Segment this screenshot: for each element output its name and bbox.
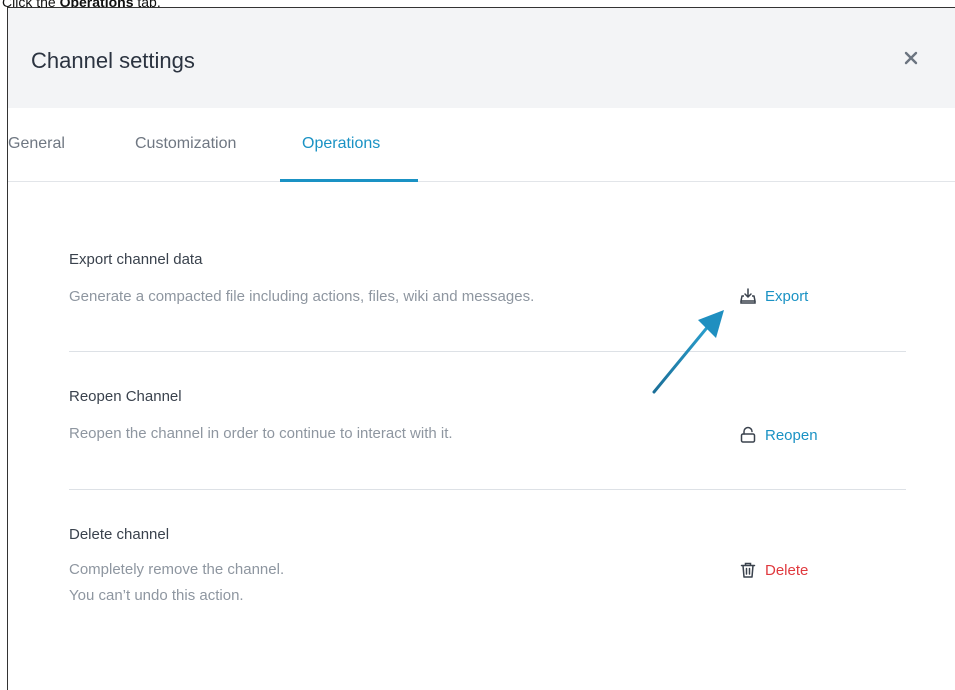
reopen-section-title: Reopen Channel — [69, 388, 182, 405]
reopen-button[interactable]: Reopen — [739, 426, 818, 444]
delete-button-label: Delete — [765, 561, 809, 579]
close-icon[interactable] — [899, 46, 923, 70]
export-section-title: Export channel data — [69, 251, 203, 268]
annotation-arrow — [652, 310, 724, 394]
delete-section-description-line1: Completely remove the channel. — [69, 561, 285, 578]
export-button[interactable]: Export — [739, 287, 808, 305]
delete-section-description-line2: You can’t undo this action. — [69, 587, 244, 604]
section-divider — [69, 489, 906, 490]
export-button-label: Export — [765, 287, 809, 305]
reopen-button-label: Reopen — [765, 426, 818, 444]
delete-button[interactable]: Delete — [739, 561, 808, 579]
active-tab-indicator — [280, 179, 418, 182]
tab-operations[interactable]: Operations — [302, 135, 380, 153]
tab-bar: General Customization Operations — [8, 108, 955, 182]
reopen-section-description: Reopen the channel in order to continue … — [69, 425, 453, 442]
tab-customization[interactable]: Customization — [135, 135, 236, 153]
export-section-description: Generate a compacted file including acti… — [69, 288, 535, 305]
tab-general[interactable]: General — [8, 135, 65, 153]
lock-open-icon — [740, 426, 756, 443]
dialog-header: Channel settings — [8, 8, 955, 108]
trash-icon — [740, 562, 756, 578]
dialog-title: Channel settings — [31, 48, 195, 73]
channel-settings-dialog: Channel settings General Customization O… — [7, 7, 955, 690]
delete-section-title: Delete channel — [69, 526, 170, 543]
section-divider — [69, 351, 906, 352]
export-icon — [740, 288, 756, 304]
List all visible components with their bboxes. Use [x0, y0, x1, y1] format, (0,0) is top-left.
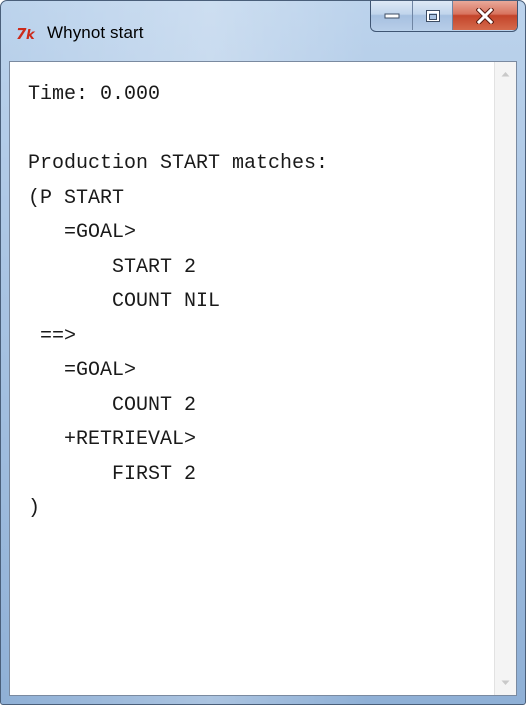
output-line: +RETRIEVAL>	[28, 428, 197, 451]
tk-feather-icon: 7 k	[15, 23, 43, 43]
chevron-down-icon	[501, 680, 510, 685]
caption-buttons	[370, 1, 518, 32]
output-line: COUNT 2	[28, 393, 197, 417]
close-button[interactable]	[453, 1, 517, 30]
maximize-icon	[425, 9, 440, 22]
scroll-track[interactable]	[495, 84, 516, 673]
text-panel: Time: 0.000 Production START matches: (P…	[9, 61, 517, 696]
whynot-output: Time: 0.000 Production START matches: (P…	[10, 62, 494, 527]
output-line: ==>	[28, 324, 77, 348]
output-line: =GOAL>	[28, 221, 137, 244]
minimize-button[interactable]	[371, 1, 413, 30]
output-text-area[interactable]: Time: 0.000 Production START matches: (P…	[10, 62, 494, 695]
output-line: =GOAL>	[28, 359, 137, 382]
whynot-window: 7 k Whynot start Time: 0.000 Production …	[0, 0, 526, 705]
scroll-down-button[interactable]	[495, 673, 516, 693]
scroll-up-button[interactable]	[495, 64, 516, 84]
maximize-button[interactable]	[413, 1, 453, 30]
title-bar[interactable]: 7 k Whynot start	[1, 1, 525, 61]
output-line: (P START	[28, 186, 125, 210]
window-title: Whynot start	[47, 23, 144, 42]
minimize-icon	[384, 13, 399, 18]
close-icon	[476, 7, 494, 24]
vertical-scrollbar[interactable]	[494, 62, 516, 695]
output-line: )	[28, 497, 41, 520]
output-line: Time: 0.000	[28, 83, 161, 106]
output-line: COUNT NIL	[28, 290, 221, 313]
output-line: FIRST 2	[28, 462, 197, 486]
svg-text:k: k	[26, 28, 36, 43]
output-line: START 2	[28, 255, 197, 279]
output-line: Production START matches:	[28, 152, 329, 175]
chevron-up-icon	[501, 72, 510, 77]
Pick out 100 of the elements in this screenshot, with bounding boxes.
:::
Task to complete: Please present every line of the data above as a Markdown table with two columns, Row and Data line, numbering the rows and skipping any blank lines. Leave the pictures out of your answer.

Answer to this problem:
| Row | Data line |
|---|---|
| 1 | Segment this screenshot: for each element output its name and bbox. |
| 2 | reopen-section-title: Reopen Channel — [69, 388, 182, 405] |
| 3 | reopen-button[interactable]: Reopen — [739, 426, 818, 444] |
| 4 | delete-button-label: Delete — [765, 561, 809, 579] |
| 5 | close-icon[interactable] — [899, 46, 923, 70] |
| 6 | export-section-title: Export channel data — [69, 251, 203, 268] |
| 7 | annotation-arrow — [652, 310, 724, 394] |
| 8 | delete-section-description-line1: Completely remove the channel. — [69, 561, 285, 578] |
| 9 | export-button[interactable]: Export — [739, 287, 808, 305] |
| 10 | delete-section-description-line2: You can’t undo this action. — [69, 587, 244, 604] |
| 11 | section-divider — [69, 489, 906, 490] |
| 12 | export-button-label: Export — [765, 287, 809, 305] |
| 13 | reopen-button-label: Reopen — [765, 426, 818, 444] |
| 14 | delete-button[interactable]: Delete — [739, 561, 808, 579] |
| 15 | active-tab-indicator — [280, 179, 418, 182] |
| 16 | tab-operations[interactable]: Operations — [302, 135, 380, 153] |
| 17 | tab-bar: General Customization Operations — [8, 108, 955, 182] |
| 18 | reopen-section-description: Reopen the channel in order to continue … — [69, 425, 453, 442] |
| 19 | tab-customization[interactable]: Customization — [135, 135, 236, 153] |
| 20 | export-section-description: Generate a compacted file including acti… — [69, 288, 535, 305] |
| 21 | tab-general[interactable]: General — [8, 135, 65, 153] |
| 22 | lock-open-icon — [740, 426, 756, 443] |
| 23 | dialog-header: Channel settings — [8, 8, 955, 108] |
| 24 | trash-icon — [740, 562, 756, 578] |
| 25 | dialog-title: Channel settings — [31, 48, 195, 73] |
| 26 | channel-settings-dialog: Channel settings General Customization O… — [7, 7, 955, 690] |
| 27 | delete-section-title: Delete channel — [69, 526, 170, 543] |
| 28 | section-divider — [69, 351, 906, 352] |
| 29 | export-icon — [740, 288, 756, 304] |
| 30 | List all visible components with their bboxes. Use [x0, y0, x1, y1] format, (0,0) is top-left. |
| 31 | output-line: +RETRIEVAL>	[28, 428, 197, 451] |
| 32 | tk-feather-icon: 7 k	[15, 23, 43, 43] |
| 33 | chevron-down-icon	[501, 680, 510, 685] |
| 34 | caption-buttons	[370, 1, 518, 32] |
| 35 | output-line: COUNT 2	[28, 393, 197, 417] |
| 36 | close-button[interactable]	[453, 1, 517, 30] |
| 37 | maximize-icon	[425, 9, 440, 22] |
| 38 | scroll-track[interactable]	[495, 84, 516, 673] |
| 39 | text-panel: Time: 0.000 Production START matches: (P…	[9, 61, 517, 696] |
| 40 | whynot-output: Time: 0.000 Production START matches: (P…	[10, 62, 494, 527] |
| 41 | output-line: ==>	[28, 324, 77, 348] |
| 42 | output-line: =GOAL>	[28, 221, 137, 244] |
| 43 | minimize-button[interactable]	[371, 1, 413, 30] |
| 44 | output-text-area[interactable]: Time: 0.000 Production START matches: (P…	[10, 62, 494, 695] |
| 45 | output-line: =GOAL>	[28, 359, 137, 382] |
| 46 | whynot-window: 7 k Whynot start Time: 0.000 Production …	[0, 0, 526, 705] |
| 47 | scroll-down-button[interactable]	[495, 673, 516, 693] |
| 48 | scroll-up-button[interactable]	[495, 64, 516, 84] |
| 49 | maximize-button[interactable]	[413, 1, 453, 30] |
| 50 | title-bar[interactable]: 7 k Whynot start	[1, 1, 525, 61] |
| 51 | output-line: (P START	[28, 186, 125, 210] |
| 52 | window-title: Whynot start	[47, 23, 144, 42] |
| 53 | minimize-icon	[384, 13, 399, 18] |
| 54 | close-icon	[476, 7, 494, 24] |
| 55 | vertical-scrollbar[interactable]	[494, 62, 516, 695] |
| 56 | output-line: )	[28, 497, 41, 520] |
| 57 | output-line: Time: 0.000	[28, 83, 161, 106] |
| 58 | output-line: COUNT NIL	[28, 290, 221, 313] |
| 59 | output-line: FIRST 2	[28, 462, 197, 486] |
| 60 | svg-text:k: k	[26, 28, 36, 43] |
| 61 | output-line: START 2	[28, 255, 197, 279] |
| 62 | output-line: Production START matches:	[28, 152, 329, 175] |
| 63 | chevron-up-icon	[501, 72, 510, 77] |
| 64 | Pick out 100 of the elements in this screenshot, with bounding boxes. |